WRITTEN PROBLEM>
Reproduce each line from the records that holds "وقال".

DATA LINES>
◇ ◇ ◇ ◇ ◇ ◇ ◇

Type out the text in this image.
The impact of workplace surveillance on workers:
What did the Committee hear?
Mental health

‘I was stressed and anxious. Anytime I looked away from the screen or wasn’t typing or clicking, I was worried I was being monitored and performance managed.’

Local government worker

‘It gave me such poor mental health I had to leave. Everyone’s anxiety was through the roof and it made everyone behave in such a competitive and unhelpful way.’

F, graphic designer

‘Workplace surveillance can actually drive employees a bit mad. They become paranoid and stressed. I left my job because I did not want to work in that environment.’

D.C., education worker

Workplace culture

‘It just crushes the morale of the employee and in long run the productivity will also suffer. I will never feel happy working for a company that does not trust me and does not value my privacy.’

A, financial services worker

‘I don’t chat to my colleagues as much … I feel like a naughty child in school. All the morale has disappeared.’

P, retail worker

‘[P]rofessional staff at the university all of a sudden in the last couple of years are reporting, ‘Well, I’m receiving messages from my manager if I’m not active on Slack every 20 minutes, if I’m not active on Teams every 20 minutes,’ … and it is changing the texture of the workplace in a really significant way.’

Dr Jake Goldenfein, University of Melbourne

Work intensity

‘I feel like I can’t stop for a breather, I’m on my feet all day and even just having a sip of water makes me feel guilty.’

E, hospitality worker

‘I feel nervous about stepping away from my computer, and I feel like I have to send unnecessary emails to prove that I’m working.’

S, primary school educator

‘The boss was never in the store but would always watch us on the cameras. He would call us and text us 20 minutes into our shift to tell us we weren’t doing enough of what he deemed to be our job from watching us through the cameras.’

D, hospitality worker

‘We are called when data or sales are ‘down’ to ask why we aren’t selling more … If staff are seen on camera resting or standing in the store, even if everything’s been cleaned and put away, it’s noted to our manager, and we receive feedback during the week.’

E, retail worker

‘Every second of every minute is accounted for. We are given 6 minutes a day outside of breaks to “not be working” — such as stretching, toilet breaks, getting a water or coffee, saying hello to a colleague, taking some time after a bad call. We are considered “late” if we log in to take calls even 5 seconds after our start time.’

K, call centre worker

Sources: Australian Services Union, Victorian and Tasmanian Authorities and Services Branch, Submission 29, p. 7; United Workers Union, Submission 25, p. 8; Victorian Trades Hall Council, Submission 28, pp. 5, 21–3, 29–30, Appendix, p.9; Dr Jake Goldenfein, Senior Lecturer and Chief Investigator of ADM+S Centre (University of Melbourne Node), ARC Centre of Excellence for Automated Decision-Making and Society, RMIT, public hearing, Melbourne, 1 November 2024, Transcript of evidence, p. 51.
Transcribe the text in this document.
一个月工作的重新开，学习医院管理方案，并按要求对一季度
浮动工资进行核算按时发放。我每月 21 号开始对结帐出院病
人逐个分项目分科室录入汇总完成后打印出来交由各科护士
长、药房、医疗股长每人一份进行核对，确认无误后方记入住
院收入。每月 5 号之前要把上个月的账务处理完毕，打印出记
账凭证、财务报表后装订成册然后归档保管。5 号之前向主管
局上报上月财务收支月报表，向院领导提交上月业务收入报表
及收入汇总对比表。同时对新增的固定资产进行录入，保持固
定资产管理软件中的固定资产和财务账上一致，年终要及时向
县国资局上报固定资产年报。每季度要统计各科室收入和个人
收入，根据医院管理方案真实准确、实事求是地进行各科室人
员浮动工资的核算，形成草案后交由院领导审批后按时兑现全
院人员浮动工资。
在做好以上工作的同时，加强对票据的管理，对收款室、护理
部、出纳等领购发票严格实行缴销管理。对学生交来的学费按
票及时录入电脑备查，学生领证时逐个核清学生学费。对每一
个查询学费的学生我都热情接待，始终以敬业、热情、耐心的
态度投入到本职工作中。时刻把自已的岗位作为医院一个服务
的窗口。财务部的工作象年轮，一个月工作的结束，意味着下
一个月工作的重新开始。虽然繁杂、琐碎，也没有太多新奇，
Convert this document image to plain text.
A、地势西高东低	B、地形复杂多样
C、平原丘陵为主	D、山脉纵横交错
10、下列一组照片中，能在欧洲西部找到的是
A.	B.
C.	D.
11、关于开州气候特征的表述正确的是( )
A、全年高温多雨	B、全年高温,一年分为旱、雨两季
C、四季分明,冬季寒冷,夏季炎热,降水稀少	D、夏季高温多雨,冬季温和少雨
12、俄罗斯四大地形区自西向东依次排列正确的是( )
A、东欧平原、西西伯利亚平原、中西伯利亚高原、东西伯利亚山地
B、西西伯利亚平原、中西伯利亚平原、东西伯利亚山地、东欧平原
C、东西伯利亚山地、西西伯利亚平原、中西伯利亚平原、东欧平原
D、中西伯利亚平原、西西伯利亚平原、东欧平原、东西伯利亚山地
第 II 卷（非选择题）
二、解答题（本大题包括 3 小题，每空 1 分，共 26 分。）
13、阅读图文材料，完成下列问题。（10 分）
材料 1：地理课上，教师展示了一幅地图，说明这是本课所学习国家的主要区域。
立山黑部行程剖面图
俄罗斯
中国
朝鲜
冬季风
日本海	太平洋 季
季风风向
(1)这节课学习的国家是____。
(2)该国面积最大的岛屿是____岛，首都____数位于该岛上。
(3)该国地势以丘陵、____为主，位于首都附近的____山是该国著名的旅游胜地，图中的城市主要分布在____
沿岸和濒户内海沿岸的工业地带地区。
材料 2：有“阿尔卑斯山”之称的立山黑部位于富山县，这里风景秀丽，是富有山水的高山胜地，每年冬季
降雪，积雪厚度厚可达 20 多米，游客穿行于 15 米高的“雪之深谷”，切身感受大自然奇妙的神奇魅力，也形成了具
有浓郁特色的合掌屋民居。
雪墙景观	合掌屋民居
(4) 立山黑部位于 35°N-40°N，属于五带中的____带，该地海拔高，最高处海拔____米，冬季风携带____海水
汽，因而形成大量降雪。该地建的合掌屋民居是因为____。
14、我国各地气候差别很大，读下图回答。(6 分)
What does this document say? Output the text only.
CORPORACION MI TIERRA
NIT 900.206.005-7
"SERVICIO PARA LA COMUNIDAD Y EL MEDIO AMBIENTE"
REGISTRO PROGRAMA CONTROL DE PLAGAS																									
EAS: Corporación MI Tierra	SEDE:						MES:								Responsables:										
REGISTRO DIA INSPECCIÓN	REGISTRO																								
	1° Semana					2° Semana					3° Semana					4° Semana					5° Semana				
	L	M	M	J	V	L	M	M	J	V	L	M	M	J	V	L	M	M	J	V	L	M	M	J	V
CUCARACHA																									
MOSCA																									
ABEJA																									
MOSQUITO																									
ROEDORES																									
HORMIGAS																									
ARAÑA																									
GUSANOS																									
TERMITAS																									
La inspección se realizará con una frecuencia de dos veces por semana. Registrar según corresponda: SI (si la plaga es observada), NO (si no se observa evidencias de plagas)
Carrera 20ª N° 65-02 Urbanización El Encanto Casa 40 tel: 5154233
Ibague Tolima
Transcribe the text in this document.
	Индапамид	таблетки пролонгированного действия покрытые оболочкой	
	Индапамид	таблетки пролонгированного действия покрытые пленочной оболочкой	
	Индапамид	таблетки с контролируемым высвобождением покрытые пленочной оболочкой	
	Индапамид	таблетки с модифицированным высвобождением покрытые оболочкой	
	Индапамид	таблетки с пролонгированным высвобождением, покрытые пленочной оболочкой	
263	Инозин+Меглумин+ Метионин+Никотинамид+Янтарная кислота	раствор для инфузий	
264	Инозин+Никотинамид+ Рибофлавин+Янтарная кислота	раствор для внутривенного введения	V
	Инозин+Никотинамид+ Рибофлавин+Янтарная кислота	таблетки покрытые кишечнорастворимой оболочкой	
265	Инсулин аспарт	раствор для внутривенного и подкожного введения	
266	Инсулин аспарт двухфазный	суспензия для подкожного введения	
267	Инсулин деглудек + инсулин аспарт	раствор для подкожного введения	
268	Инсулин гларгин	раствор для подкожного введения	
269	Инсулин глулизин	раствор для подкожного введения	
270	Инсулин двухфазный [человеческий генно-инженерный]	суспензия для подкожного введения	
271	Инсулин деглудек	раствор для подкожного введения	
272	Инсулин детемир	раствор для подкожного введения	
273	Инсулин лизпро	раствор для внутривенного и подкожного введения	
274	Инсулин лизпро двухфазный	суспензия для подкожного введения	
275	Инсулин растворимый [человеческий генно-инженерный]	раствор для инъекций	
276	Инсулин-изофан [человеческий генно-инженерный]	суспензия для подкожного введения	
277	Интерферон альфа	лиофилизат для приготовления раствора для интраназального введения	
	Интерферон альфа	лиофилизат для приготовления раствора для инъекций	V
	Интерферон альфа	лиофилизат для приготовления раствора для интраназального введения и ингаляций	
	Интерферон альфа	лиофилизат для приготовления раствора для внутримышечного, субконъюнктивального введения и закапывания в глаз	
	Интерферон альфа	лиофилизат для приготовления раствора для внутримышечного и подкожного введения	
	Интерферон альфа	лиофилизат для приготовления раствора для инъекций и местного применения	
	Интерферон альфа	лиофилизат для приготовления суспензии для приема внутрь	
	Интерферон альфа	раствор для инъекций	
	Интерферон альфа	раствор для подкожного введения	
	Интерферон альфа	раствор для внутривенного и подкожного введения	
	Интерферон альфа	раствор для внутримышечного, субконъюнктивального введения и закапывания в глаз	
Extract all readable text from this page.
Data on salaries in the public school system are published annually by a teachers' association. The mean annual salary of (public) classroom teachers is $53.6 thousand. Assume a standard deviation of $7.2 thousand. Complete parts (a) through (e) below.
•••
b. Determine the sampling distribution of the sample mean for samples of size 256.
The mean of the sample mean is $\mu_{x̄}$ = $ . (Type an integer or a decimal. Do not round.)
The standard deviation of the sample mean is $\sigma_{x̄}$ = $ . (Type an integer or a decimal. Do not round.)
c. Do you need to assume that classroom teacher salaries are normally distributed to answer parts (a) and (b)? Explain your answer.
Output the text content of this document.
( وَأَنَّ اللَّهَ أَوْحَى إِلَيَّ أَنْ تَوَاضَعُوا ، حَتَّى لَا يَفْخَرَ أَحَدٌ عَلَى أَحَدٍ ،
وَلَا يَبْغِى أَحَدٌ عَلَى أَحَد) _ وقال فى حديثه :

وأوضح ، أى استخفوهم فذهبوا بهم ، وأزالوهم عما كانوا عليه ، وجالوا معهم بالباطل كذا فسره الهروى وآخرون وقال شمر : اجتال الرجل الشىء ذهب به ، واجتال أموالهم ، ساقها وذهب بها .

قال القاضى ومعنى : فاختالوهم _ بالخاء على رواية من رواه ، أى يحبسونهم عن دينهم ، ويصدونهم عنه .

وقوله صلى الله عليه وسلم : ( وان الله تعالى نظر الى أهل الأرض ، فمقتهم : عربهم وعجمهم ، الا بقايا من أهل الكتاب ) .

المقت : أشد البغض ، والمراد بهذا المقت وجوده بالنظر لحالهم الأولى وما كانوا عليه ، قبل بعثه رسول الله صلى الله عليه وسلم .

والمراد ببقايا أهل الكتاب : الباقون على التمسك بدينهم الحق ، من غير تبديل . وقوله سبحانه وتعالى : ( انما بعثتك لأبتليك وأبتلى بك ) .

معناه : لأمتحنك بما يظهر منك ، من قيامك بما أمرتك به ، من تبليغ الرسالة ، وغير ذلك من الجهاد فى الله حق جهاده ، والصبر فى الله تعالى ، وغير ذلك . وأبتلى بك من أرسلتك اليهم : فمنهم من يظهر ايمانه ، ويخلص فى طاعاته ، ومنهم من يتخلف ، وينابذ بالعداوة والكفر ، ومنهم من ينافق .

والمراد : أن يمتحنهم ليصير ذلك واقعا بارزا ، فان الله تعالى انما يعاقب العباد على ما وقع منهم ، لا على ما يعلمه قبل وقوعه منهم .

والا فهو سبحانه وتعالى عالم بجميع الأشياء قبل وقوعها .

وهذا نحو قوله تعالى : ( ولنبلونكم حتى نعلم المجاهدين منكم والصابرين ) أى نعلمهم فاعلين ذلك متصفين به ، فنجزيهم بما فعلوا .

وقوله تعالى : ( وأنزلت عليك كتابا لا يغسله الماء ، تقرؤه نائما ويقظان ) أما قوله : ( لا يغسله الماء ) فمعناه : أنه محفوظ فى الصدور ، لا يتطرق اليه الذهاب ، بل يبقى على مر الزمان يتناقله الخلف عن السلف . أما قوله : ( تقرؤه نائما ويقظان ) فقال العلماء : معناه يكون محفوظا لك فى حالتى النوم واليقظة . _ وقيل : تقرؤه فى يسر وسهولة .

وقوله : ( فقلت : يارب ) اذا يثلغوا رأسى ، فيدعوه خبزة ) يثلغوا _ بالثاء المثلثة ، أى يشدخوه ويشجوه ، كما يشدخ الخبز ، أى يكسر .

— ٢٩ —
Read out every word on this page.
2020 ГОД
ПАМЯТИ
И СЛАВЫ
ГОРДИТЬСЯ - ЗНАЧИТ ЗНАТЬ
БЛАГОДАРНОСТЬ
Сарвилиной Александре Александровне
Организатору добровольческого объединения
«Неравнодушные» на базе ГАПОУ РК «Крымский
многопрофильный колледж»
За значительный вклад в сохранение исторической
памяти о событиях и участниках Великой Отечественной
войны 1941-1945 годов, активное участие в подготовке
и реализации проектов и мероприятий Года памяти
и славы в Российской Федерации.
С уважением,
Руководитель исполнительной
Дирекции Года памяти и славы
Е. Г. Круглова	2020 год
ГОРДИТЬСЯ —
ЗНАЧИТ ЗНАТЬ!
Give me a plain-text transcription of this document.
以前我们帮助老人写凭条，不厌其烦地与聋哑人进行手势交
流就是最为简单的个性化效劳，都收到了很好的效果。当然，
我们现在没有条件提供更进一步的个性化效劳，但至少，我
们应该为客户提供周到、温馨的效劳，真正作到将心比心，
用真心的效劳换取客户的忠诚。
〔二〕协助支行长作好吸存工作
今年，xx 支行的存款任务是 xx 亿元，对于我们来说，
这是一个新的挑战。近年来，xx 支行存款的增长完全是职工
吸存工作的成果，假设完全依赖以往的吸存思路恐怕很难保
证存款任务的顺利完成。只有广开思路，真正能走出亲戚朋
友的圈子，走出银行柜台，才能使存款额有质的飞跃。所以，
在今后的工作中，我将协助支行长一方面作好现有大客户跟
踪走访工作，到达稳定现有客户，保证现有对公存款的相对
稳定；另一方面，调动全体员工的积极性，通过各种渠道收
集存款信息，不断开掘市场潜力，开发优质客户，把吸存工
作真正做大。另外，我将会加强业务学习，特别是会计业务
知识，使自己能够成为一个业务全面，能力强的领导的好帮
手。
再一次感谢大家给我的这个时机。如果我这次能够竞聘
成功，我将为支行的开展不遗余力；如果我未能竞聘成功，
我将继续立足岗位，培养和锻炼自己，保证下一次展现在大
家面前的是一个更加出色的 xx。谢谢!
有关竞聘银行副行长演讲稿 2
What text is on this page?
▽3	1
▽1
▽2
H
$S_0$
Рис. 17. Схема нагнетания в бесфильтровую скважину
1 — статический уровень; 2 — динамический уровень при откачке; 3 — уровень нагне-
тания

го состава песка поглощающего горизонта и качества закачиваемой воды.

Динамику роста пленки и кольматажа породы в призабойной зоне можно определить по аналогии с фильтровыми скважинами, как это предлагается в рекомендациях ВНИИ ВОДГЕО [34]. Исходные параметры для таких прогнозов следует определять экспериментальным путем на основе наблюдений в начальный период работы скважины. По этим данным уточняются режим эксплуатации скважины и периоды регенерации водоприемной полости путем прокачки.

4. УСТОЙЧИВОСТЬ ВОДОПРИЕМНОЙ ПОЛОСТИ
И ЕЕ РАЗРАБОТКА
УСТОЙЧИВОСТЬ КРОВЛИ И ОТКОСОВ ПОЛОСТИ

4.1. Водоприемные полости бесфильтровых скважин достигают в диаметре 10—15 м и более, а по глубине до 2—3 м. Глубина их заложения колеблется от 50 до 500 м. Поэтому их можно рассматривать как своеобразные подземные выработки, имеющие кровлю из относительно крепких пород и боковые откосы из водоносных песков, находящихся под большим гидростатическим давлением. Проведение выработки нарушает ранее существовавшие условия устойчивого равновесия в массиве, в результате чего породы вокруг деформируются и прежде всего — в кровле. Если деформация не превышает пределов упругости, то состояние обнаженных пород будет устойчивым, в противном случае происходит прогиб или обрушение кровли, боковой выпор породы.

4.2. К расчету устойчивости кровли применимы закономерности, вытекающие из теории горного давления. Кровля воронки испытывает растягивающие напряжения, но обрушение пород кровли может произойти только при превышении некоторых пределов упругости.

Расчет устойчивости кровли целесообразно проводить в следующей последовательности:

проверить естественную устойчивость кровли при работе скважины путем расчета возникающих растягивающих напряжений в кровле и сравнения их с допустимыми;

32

◇ ◇ ◇ ◇ ◇ ◇ ◇

EXERCISE ANSWER>
وَلَا يَبْغِى أَحَدٌ عَلَى أَحَد) _ وقال فى حديثه :
وأوضح ، أى استخفوهم فذهبوا بهم ، وأزالوهم عما كانوا عليه ، وجالوا معهم بالباطل كذا فسره الهروى وآخرون وقال شمر : اجتال الرجل الشىء ذهب به ، واجتال أموالهم ، ساقها وذهب بها .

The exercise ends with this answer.